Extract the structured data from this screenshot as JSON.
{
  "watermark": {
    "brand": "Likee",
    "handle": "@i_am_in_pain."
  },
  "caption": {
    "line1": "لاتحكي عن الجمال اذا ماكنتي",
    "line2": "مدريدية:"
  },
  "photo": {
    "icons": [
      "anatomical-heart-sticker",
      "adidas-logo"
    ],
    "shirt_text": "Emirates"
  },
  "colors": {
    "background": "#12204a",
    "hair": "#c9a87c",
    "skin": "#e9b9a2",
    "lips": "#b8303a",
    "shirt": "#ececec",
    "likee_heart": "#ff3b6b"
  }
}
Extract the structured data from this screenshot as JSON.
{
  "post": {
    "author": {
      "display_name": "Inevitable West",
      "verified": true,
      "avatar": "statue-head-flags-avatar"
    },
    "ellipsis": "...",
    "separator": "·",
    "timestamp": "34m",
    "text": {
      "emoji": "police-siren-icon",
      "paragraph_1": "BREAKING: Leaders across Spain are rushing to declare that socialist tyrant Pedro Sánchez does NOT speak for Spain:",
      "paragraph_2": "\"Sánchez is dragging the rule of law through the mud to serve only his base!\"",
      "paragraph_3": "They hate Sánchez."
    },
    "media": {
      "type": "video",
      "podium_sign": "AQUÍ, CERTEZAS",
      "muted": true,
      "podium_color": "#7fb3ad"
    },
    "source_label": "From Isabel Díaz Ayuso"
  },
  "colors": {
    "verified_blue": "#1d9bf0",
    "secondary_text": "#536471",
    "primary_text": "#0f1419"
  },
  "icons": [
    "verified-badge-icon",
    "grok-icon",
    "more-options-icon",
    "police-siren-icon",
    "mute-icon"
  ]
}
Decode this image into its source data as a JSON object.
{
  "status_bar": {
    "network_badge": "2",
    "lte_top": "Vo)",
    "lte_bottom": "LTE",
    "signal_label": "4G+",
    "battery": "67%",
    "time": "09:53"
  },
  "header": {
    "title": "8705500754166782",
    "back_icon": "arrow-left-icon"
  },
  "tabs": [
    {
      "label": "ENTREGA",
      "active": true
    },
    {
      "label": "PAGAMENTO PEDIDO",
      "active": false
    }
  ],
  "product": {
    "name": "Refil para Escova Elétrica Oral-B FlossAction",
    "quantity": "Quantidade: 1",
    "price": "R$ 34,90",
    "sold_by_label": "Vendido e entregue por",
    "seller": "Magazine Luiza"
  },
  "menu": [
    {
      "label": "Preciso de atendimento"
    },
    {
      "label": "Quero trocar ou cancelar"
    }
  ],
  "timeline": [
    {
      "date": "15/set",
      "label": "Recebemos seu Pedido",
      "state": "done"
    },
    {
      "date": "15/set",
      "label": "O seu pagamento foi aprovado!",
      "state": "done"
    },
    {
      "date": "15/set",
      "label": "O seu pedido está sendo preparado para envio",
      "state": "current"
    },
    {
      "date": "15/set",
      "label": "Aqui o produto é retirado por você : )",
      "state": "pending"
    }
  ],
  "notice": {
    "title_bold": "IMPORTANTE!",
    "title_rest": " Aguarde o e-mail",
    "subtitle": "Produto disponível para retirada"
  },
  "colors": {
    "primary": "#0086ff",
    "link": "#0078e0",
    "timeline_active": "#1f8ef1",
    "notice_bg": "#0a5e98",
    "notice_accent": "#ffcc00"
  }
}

==========

Do this
Say how many lines include the word "true"; reply with the number alone.

Worked answer
3